Material for this exercise:
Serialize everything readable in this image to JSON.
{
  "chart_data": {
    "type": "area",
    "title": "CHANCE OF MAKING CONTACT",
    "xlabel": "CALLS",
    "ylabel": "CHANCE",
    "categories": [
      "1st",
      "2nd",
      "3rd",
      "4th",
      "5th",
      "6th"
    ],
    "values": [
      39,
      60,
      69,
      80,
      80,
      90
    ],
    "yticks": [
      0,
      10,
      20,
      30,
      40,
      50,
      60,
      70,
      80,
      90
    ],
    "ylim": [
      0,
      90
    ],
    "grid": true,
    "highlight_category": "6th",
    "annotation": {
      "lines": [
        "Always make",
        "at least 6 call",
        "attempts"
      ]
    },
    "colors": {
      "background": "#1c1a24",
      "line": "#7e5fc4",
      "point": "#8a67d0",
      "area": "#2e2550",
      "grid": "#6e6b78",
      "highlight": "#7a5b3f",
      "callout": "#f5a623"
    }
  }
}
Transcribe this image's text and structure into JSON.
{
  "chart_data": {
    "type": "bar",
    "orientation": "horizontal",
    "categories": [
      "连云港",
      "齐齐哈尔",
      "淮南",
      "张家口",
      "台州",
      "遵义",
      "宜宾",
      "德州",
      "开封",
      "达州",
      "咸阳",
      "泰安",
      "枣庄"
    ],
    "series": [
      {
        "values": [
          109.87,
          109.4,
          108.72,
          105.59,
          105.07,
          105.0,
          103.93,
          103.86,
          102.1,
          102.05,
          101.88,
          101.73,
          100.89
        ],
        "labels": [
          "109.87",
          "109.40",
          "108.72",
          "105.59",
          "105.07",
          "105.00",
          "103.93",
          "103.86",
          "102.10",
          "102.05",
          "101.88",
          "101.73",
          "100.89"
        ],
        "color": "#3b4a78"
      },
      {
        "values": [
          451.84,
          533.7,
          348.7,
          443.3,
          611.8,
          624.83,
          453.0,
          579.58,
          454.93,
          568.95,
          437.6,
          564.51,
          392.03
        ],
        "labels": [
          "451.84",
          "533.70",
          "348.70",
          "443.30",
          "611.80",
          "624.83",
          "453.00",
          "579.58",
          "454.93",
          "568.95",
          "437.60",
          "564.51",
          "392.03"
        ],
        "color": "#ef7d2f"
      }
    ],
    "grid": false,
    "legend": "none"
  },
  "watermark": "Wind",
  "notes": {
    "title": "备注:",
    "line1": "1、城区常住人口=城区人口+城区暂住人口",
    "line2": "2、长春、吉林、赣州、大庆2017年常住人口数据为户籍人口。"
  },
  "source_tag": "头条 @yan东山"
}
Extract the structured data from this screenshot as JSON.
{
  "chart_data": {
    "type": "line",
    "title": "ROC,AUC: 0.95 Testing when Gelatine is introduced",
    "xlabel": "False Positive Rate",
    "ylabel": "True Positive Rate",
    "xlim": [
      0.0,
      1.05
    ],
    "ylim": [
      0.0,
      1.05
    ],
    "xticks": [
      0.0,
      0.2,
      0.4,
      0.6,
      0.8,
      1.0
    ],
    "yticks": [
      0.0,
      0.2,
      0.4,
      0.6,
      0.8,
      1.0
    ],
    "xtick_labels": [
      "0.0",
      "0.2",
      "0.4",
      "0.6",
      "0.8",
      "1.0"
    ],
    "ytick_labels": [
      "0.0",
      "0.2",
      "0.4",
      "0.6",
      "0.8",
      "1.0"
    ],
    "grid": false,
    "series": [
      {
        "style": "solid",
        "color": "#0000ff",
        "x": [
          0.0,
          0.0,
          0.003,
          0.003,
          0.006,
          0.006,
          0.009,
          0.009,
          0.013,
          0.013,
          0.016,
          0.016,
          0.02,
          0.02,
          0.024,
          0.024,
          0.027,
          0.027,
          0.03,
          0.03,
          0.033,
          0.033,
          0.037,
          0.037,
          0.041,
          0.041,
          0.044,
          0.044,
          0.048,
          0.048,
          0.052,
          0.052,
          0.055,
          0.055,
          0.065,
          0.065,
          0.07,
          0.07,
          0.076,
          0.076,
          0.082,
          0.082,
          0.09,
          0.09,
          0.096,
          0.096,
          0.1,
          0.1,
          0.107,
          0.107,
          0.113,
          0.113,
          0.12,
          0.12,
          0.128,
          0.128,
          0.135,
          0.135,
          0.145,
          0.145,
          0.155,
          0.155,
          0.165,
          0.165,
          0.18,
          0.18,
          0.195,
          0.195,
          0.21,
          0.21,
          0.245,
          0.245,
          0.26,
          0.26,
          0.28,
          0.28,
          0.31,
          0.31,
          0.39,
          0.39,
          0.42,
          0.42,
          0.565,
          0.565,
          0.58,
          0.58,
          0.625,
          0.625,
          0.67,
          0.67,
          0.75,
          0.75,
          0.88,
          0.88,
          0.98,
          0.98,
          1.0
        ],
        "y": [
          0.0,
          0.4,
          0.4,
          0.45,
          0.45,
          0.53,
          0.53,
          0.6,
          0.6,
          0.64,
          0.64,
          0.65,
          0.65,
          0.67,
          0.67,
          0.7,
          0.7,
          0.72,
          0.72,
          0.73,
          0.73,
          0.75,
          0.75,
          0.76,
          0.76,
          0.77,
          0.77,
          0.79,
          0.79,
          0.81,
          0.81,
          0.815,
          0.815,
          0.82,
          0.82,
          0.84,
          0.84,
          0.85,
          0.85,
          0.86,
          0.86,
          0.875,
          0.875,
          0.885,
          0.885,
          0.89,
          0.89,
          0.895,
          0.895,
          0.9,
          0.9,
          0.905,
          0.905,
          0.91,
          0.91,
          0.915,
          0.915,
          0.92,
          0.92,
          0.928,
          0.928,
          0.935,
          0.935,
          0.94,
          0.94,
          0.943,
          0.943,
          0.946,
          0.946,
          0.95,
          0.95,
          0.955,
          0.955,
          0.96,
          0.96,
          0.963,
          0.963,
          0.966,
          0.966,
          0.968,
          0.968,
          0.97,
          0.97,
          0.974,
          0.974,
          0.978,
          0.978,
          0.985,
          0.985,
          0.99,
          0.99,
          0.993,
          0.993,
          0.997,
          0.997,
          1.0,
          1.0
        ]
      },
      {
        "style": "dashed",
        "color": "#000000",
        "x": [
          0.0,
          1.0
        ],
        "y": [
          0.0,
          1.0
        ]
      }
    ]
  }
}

What is asked: Reproduce the data, keeping every line exactly the same.

Output:
Serialize everything readable in this image to JSON.
{
  "chart_data": {
    "type": "area",
    "title": "CHANCE OF MAKING CONTACT",
    "xlabel": "CALLS",
    "ylabel": "CHANCE",
    "categories": [
      "1st",
      "2nd",
      "3rd",
      "4th",
      "5th",
      "6th"
    ],
    "values": [
      39,
      60,
      69,
      80,
      80,
      90
    ],
    "yticks": [
      0,
      10,
      20,
      30,
      40,
      50,
      60,
      70,
      80,
      90
    ],
    "ylim": [
      0,
      90
    ],
    "grid": true,
    "highlight_category": "6th",
    "annotation": {
      "lines": [
        "Always make",
        "at least 6 call",
        "attempts"
      ]
    },
    "colors": {
      "background": "#1c1a24",
      "line": "#7e5fc4",
      "point": "#8a67d0",
      "area": "#2e2550",
      "grid": "#6e6b78",
      "highlight": "#7a5b3f",
      "callout": "#f5a623"
    }
  }
}
Transcribe this image's text and structure into JSON.
{
  "chart_data": {
    "type": "bar",
    "orientation": "horizontal",
    "categories": [
      "连云港",
      "齐齐哈尔",
      "淮南",
      "张家口",
      "台州",
      "遵义",
      "宜宾",
      "德州",
      "开封",
      "达州",
      "咸阳",
      "泰安",
      "枣庄"
    ],
    "series": [
      {
        "values": [
          109.87,
          109.4,
          108.72,
          105.59,
          105.07,
          105.0,
          103.93,
          103.86,
          102.1,
          102.05,
          101.88,
          101.73,
          100.89
        ],
        "labels": [
          "109.87",
          "109.40",
          "108.72",
          "105.59",
          "105.07",
          "105.00",
          "103.93",
          "103.86",
          "102.10",
          "102.05",
          "101.88",
          "101.73",
          "100.89"
        ],
        "color": "#3b4a78"
      },
      {
        "values": [
          451.84,
          533.7,
          348.7,
          443.3,
          611.8,
          624.83,
          453.0,
          579.58,
          454.93,
          568.95,
          437.6,
          564.51,
          392.03
        ],
        "labels": [
          "451.84",
          "533.70",
          "348.70",
          "443.30",
          "611.80",
          "624.83",
          "453.00",
          "579.58",
          "454.93",
          "568.95",
          "437.60",
          "564.51",
          "392.03"
        ],
        "color": "#ef7d2f"
      }
    ],
    "grid": false,
    "legend": "none"
  },
  "watermark": "Wind",
  "notes": {
    "title": "备注:",
    "line1": "1、城区常住人口=城区人口+城区暂住人口",
    "line2": "2、长春、吉林、赣州、大庆2017年常住人口数据为户籍人口。"
  },
  "source_tag": "头条 @yan东山"
}
Extract the structured data from this screenshot as JSON.
{
  "chart_data": {
    "type": "line",
    "title": "ROC,AUC: 0.95 Testing when Gelatine is introduced",
    "xlabel": "False Positive Rate",
    "ylabel": "True Positive Rate",
    "xlim": [
      0.0,
      1.05
    ],
    "ylim": [
      0.0,
      1.05
    ],
    "xticks": [
      0.0,
      0.2,
      0.4,
      0.6,
      0.8,
      1.0
    ],
    "yticks": [
      0.0,
      0.2,
      0.4,
      0.6,
      0.8,
      1.0
    ],
    "xtick_labels": [
      "0.0",
      "0.2",
      "0.4",
      "0.6",
      "0.8",
      "1.0"
    ],
    "ytick_labels": [
      "0.0",
      "0.2",
      "0.4",
      "0.6",
      "0.8",
      "1.0"
    ],
    "grid": false,
    "series": [
      {
        "style": "solid",
        "color": "#0000ff",
        "x": [
          0.0,
          0.0,
          0.003,
          0.003,
          0.006,
          0.006,
          0.009,
          0.009,
          0.013,
          0.013,
          0.016,
          0.016,
          0.02,
          0.02,
          0.024,
          0.024,
          0.027,
          0.027,
          0.03,
          0.03,
          0.033,
          0.033,
          0.037,
          0.037,
          0.041,
          0.041,
          0.044,
          0.044,
          0.048,
          0.048,
          0.052,
          0.052,
          0.055,
          0.055,
          0.065,
          0.065,
          0.07,
          0.07,
          0.076,
          0.076,
          0.082,
          0.082,
          0.09,
          0.09,
          0.096,
          0.096,
          0.1,
          0.1,
          0.107,
          0.107,
          0.113,
          0.113,
          0.12,
          0.12,
          0.128,
          0.128,
          0.135,
          0.135,
          0.145,
          0.145,
          0.155,
          0.155,
          0.165,
          0.165,
          0.18,
          0.18,
          0.195,
          0.195,
          0.21,
          0.21,
          0.245,
          0.245,
          0.26,
          0.26,
          0.28,
          0.28,
          0.31,
          0.31,
          0.39,
          0.39,
          0.42,
          0.42,
          0.565,
          0.565,
          0.58,
          0.58,
          0.625,
          0.625,
          0.67,
          0.67,
          0.75,
          0.75,
          0.88,
          0.88,
          0.98,
          0.98,
          1.0
        ],
        "y": [
          0.0,
          0.4,
          0.4,
          0.45,
          0.45,
          0.53,
          0.53,
          0.6,
          0.6,
          0.64,
          0.64,
          0.65,
          0.65,
          0.67,
          0.67,
          0.7,
          0.7,
          0.72,
          0.72,
          0.73,
          0.73,
          0.75,
          0.75,
          0.76,
          0.76,
          0.77,
          0.77,
          0.79,
          0.79,
          0.81,
          0.81,
          0.815,
          0.815,
          0.82,
          0.82,
          0.84,
          0.84,
          0.85,
          0.85,
          0.86,
          0.86,
          0.875,
          0.875,
          0.885,
          0.885,
          0.89,
          0.89,
          0.895,
          0.895,
          0.9,
          0.9,
          0.905,
          0.905,
          0.91,
          0.91,
          0.915,
          0.915,
          0.92,
          0.92,
          0.928,
          0.928,
          0.935,
          0.935,
          0.94,
          0.94,
          0.943,
          0.943,
          0.946,
          0.946,
          0.95,
          0.95,
          0.955,
          0.955,
          0.96,
          0.96,
          0.963,
          0.963,
          0.966,
          0.966,
          0.968,
          0.968,
          0.97,
          0.97,
          0.974,
          0.974,
          0.978,
          0.978,
          0.985,
          0.985,
          0.99,
          0.99,
          0.993,
          0.993,
          0.997,
          0.997,
          1.0,
          1.0
        ]
      },
      {
        "style": "dashed",
        "color": "#000000",
        "x": [
          0.0,
          1.0
        ],
        "y": [
          0.0,
          1.0
        ]
      }
    ]
  }
}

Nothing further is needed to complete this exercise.